*AIM*
Pick out each line of the records in which the word "Christian" appears.

Dataset items:

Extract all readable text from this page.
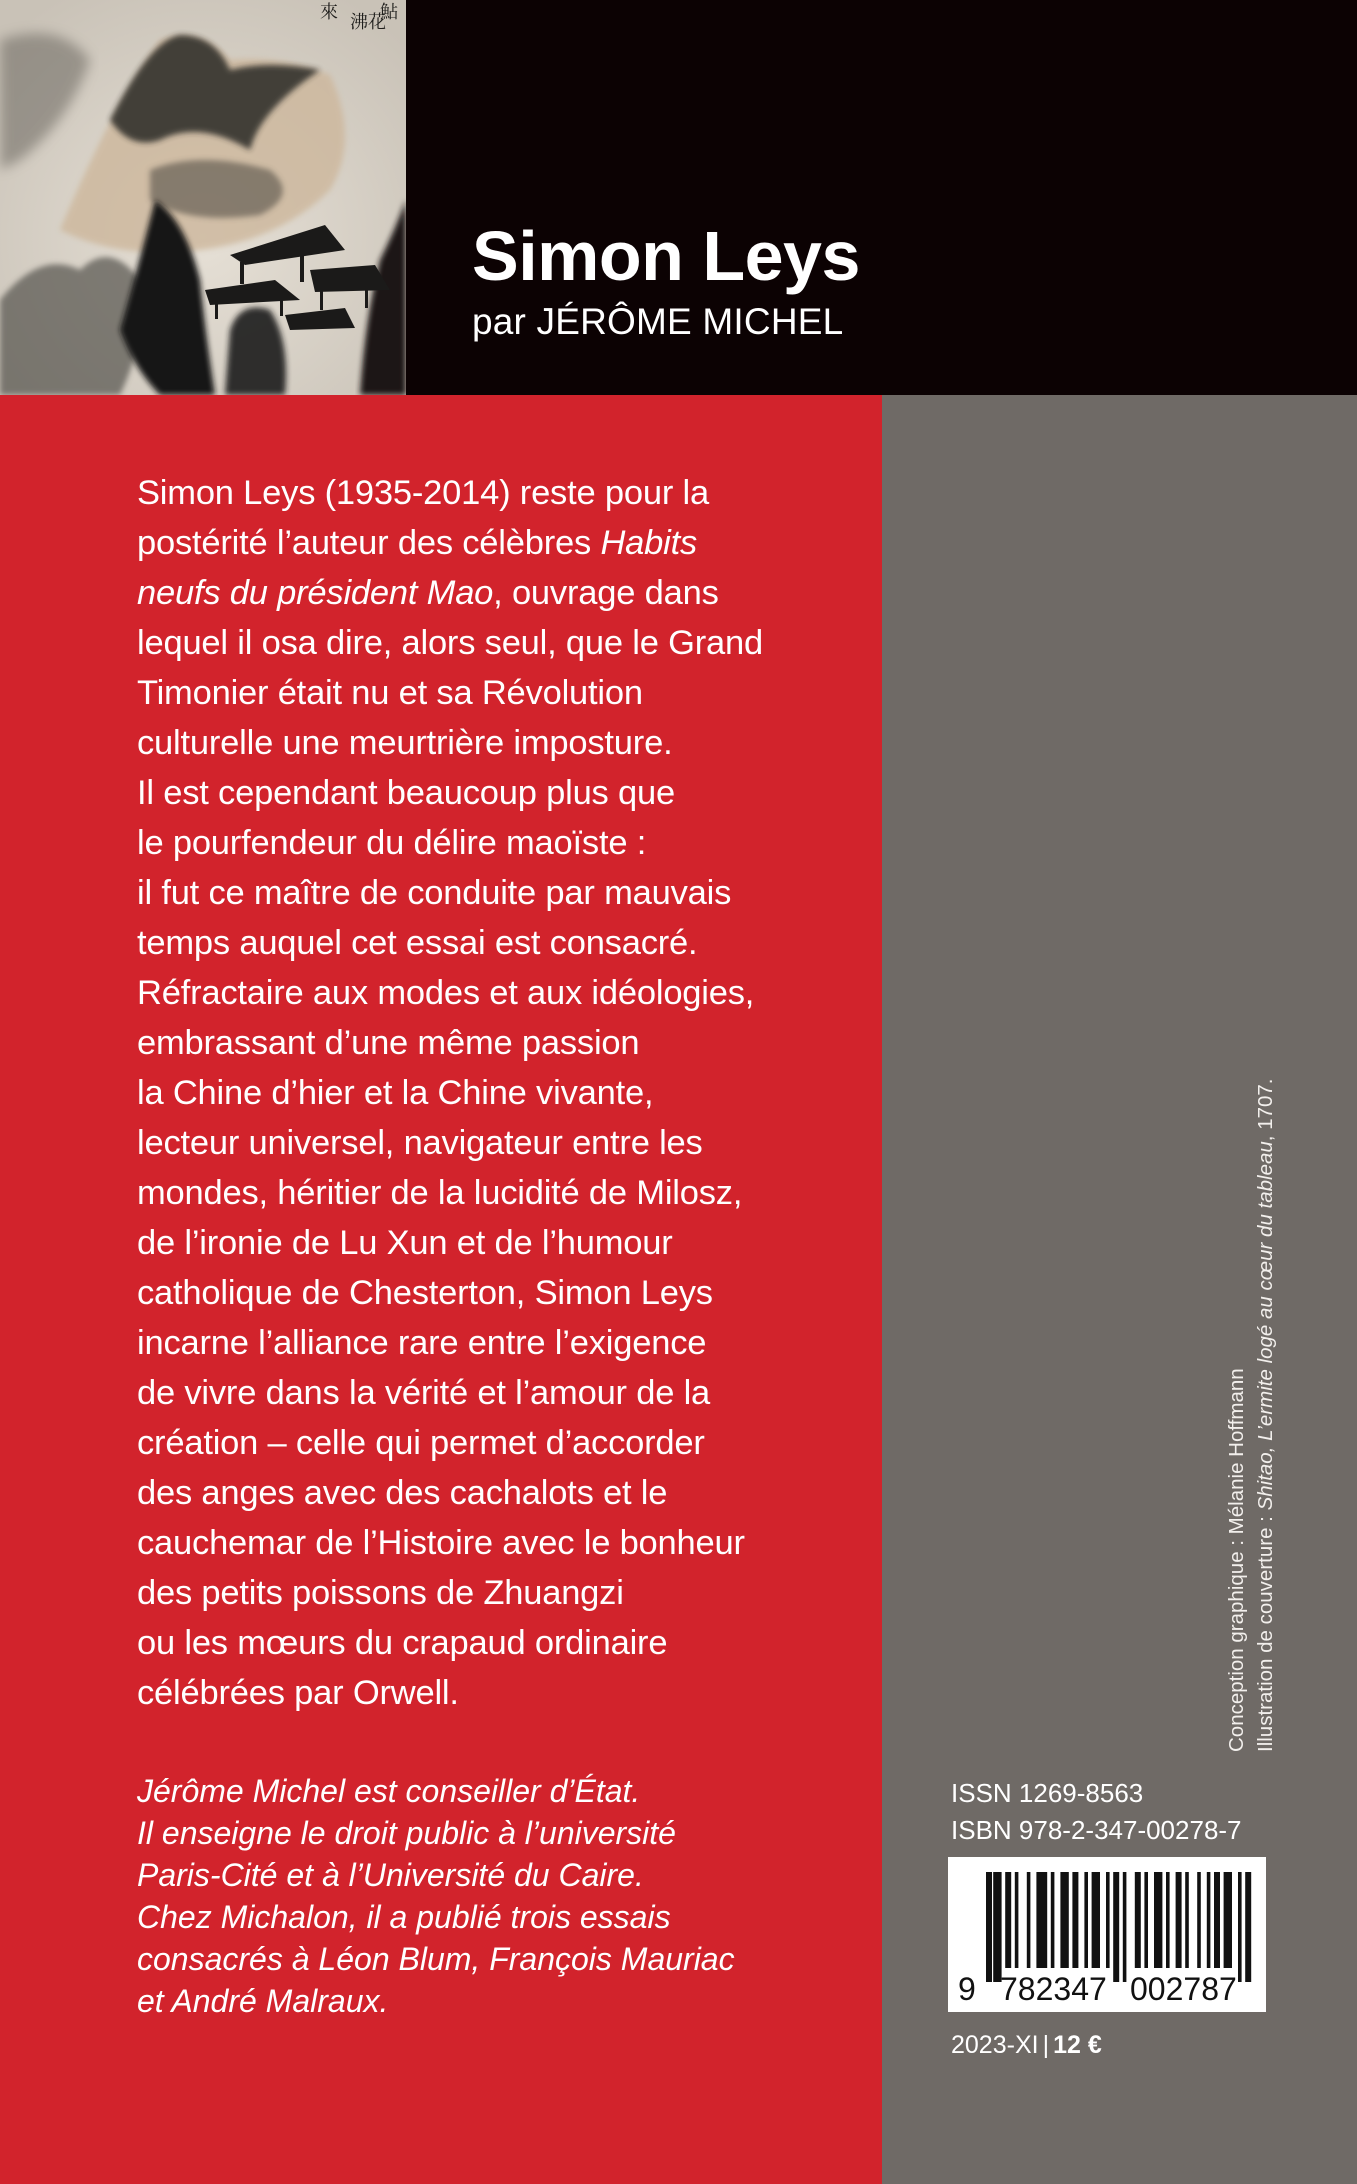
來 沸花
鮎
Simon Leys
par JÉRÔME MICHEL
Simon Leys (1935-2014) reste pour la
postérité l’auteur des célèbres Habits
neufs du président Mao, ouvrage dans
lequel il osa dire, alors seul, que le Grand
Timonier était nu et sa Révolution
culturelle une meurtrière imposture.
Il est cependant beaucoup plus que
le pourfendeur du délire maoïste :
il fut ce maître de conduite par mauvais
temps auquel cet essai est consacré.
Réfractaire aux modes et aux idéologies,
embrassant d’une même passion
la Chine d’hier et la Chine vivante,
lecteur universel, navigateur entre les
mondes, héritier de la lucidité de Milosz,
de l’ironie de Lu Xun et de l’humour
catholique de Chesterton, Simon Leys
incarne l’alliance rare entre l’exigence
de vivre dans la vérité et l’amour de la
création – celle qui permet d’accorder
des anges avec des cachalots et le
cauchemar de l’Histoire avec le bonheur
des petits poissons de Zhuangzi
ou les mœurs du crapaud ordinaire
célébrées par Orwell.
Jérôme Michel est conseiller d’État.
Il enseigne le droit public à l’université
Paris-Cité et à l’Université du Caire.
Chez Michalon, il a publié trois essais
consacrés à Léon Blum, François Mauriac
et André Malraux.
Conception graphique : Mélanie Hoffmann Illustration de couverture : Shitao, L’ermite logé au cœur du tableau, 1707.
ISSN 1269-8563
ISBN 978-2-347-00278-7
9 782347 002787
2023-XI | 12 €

---

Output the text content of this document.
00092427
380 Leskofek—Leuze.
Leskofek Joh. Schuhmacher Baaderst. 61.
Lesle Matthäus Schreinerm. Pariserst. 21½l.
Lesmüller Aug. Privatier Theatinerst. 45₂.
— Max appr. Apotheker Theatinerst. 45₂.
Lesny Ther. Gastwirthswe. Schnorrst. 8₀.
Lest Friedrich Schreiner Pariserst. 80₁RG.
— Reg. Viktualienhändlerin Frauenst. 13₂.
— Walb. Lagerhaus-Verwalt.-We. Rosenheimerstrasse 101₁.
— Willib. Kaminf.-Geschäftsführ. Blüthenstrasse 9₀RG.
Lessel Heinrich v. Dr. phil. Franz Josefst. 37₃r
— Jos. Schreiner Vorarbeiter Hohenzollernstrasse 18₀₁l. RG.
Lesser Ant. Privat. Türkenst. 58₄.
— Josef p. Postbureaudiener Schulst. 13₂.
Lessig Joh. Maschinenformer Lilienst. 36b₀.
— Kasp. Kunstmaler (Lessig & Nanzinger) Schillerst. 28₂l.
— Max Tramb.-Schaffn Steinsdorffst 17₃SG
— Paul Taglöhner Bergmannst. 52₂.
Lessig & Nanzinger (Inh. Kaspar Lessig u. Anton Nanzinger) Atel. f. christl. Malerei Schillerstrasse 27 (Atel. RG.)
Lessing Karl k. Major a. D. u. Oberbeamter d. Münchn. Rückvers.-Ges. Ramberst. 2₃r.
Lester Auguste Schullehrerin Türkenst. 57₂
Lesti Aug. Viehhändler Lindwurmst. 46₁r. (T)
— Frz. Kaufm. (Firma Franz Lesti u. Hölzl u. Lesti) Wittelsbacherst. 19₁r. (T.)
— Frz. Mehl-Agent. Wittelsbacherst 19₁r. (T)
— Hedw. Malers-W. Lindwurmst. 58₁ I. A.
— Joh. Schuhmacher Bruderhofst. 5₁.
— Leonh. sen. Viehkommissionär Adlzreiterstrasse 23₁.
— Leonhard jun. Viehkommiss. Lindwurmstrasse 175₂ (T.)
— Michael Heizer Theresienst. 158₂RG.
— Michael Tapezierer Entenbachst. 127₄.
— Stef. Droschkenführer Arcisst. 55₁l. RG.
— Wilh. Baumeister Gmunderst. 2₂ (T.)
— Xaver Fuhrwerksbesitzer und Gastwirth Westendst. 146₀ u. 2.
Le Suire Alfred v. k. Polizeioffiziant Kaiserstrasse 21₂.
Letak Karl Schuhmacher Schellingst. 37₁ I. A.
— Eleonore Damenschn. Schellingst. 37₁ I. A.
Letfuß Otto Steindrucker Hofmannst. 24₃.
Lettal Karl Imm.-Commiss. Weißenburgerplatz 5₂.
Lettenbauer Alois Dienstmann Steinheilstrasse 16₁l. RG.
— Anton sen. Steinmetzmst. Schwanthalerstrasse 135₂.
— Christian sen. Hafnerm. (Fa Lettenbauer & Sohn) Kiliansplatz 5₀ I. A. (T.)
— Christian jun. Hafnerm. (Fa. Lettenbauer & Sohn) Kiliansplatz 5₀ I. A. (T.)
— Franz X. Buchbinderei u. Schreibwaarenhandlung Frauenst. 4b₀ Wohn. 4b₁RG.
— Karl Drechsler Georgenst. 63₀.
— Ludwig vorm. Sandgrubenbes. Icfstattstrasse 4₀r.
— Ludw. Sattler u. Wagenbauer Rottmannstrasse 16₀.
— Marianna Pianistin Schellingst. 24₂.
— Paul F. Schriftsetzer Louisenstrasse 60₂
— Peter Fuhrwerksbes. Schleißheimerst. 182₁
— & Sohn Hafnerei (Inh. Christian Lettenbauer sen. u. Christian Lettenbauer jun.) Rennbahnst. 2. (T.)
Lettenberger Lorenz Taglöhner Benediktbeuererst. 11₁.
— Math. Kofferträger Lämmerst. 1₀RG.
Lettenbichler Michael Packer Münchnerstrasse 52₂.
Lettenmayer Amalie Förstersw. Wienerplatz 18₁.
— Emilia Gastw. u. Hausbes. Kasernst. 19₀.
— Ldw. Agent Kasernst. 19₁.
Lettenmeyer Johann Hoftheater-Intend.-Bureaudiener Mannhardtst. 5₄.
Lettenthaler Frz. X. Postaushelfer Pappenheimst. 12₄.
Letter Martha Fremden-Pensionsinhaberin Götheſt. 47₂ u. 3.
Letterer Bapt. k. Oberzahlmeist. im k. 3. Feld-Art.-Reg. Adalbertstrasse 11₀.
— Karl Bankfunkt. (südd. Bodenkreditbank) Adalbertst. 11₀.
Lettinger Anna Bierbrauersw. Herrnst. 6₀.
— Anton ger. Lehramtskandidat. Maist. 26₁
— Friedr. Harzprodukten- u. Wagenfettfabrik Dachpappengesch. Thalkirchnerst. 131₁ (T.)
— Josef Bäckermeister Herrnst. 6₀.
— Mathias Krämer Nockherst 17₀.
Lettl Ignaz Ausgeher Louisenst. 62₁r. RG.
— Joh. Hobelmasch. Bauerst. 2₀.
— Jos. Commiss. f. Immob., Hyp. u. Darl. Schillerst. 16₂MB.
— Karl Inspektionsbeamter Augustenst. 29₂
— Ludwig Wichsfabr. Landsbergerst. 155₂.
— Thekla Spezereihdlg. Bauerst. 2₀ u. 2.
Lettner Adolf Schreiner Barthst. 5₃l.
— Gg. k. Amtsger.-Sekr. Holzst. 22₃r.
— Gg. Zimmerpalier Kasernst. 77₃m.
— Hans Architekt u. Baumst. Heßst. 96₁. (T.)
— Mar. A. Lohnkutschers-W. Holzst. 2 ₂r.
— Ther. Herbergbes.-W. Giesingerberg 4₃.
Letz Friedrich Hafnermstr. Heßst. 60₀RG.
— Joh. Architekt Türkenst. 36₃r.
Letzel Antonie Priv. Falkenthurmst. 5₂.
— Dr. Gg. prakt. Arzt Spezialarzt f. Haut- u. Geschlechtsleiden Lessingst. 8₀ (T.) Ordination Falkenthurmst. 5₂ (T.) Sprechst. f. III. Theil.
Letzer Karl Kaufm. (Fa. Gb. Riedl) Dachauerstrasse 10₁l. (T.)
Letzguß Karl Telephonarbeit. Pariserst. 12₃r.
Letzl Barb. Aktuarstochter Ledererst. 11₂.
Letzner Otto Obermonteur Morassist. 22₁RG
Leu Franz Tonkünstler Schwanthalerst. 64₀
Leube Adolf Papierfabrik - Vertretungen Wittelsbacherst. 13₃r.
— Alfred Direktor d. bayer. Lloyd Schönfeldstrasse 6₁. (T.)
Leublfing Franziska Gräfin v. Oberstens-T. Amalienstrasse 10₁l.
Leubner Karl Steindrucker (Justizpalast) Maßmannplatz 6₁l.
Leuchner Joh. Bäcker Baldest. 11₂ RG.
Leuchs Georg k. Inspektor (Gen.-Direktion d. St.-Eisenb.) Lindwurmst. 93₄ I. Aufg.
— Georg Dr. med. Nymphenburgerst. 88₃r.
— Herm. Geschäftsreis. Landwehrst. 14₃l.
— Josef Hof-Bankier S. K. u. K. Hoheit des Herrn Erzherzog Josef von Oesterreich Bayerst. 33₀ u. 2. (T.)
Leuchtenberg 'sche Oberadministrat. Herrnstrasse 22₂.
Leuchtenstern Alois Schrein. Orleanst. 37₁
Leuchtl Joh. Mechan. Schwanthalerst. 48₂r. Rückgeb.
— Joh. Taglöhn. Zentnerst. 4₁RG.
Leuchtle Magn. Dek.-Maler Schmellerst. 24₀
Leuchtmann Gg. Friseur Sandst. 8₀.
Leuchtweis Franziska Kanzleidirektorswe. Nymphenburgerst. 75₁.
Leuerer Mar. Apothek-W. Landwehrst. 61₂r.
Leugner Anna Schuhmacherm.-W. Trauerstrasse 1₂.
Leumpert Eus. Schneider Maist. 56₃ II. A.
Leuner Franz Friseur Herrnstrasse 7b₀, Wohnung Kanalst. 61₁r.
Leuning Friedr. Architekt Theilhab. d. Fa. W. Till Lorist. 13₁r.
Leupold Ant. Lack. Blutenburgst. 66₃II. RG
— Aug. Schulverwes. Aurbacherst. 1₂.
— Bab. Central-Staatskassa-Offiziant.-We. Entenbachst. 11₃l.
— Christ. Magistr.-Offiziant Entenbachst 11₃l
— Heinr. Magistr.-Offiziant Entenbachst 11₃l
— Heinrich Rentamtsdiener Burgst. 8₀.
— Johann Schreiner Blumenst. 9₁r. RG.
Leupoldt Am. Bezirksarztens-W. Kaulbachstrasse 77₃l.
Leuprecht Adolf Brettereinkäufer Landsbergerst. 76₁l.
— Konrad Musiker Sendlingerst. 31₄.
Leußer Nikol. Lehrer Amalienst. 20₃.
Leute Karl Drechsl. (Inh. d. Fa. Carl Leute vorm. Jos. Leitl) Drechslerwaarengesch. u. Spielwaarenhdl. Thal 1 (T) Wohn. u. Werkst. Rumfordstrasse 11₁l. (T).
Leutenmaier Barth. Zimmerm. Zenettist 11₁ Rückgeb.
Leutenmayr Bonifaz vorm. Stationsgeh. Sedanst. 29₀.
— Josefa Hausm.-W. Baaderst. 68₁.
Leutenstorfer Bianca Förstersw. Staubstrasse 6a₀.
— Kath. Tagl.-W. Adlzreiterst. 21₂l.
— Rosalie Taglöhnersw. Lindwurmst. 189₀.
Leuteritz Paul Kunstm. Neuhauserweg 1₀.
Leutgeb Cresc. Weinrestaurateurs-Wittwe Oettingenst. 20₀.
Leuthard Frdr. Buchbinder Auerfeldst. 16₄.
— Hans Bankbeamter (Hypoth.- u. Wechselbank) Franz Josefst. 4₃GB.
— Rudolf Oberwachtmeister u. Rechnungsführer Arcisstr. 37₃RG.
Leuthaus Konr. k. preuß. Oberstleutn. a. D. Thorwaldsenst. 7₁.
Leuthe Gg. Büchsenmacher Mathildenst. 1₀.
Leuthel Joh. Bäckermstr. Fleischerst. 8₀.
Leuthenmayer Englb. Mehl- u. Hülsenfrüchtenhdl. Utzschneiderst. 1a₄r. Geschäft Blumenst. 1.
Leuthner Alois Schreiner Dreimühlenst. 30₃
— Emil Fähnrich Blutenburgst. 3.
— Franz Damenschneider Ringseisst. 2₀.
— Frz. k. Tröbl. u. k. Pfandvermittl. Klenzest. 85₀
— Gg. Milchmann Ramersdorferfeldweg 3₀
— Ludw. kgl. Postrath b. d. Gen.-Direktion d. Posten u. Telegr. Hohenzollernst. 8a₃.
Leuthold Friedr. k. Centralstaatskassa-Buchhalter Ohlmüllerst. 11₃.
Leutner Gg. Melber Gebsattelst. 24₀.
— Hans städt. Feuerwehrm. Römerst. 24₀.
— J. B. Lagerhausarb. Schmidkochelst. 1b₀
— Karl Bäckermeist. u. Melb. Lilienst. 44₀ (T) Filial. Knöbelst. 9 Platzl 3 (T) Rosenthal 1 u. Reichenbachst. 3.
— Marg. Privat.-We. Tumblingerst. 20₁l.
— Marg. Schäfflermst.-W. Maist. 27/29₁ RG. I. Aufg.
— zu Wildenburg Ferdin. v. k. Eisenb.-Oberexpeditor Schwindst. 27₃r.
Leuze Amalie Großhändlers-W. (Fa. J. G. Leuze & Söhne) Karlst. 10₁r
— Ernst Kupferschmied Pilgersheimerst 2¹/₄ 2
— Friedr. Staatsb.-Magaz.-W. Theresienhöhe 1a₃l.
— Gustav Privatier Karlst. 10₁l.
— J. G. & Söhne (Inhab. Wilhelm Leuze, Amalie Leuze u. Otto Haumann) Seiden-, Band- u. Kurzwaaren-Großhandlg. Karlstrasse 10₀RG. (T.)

*EXERCISE OUTPUT*
— Christian sen. Hafnerm. (Fa Lettenbauer & Sohn) Kiliansplatz 5₀ I. A. (T.)
— Christian jun. Hafnerm. (Fa. Lettenbauer & Sohn) Kiliansplatz 5₀ I. A. (T.)
— & Sohn Hafnerei (Inh. Christian Lettenbauer sen. u. Christian Lettenbauer jun.) Rennbahnst. 2. (T.)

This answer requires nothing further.